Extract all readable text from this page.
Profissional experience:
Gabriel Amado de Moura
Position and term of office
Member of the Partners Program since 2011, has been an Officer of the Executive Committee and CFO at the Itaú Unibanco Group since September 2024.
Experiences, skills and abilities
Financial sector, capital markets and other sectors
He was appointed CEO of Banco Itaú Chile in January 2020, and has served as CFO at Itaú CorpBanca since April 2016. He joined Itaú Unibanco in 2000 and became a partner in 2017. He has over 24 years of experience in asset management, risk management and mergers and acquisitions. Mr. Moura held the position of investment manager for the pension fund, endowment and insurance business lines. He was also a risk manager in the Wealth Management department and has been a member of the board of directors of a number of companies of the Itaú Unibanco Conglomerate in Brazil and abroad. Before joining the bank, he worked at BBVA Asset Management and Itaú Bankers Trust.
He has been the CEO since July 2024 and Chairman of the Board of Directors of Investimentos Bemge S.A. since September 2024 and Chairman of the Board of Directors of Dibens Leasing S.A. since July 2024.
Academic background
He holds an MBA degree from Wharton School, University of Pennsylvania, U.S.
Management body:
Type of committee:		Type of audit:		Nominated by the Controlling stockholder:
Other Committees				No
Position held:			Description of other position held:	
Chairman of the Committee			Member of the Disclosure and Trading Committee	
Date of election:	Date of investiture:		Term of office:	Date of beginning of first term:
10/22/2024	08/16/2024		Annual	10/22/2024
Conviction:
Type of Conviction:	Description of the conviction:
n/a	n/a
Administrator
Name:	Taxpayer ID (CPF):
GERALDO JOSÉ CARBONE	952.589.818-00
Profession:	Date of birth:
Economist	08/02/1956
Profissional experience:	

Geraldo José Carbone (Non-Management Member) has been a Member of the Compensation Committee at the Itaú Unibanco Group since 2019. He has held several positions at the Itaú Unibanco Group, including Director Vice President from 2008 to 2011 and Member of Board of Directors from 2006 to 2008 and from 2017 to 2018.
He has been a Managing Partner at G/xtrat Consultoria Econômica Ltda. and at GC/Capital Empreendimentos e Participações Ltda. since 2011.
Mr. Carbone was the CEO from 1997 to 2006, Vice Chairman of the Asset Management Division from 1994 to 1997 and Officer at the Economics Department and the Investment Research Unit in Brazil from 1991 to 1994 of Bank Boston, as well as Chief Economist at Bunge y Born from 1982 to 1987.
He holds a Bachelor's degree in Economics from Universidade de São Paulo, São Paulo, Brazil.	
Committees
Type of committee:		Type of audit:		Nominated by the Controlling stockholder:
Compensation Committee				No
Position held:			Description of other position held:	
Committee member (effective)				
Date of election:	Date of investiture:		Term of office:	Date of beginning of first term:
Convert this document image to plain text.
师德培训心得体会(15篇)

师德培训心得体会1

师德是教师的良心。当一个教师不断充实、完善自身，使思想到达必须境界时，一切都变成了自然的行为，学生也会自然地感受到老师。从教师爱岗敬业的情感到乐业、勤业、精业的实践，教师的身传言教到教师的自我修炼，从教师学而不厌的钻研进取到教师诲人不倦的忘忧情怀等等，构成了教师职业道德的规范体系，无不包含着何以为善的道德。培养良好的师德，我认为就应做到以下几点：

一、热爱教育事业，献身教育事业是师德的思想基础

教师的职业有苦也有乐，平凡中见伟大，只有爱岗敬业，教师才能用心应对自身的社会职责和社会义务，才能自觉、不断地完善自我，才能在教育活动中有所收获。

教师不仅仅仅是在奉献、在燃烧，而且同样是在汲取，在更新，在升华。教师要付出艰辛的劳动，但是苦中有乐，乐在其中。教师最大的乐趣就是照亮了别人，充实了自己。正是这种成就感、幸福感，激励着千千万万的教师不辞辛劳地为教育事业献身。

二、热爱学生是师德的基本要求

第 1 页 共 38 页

□ □ □

STATED GOAL:
Check every line of the entries above for the word "degree" and report how many lines contain it, giving the number only.

THE OUTPUT:
2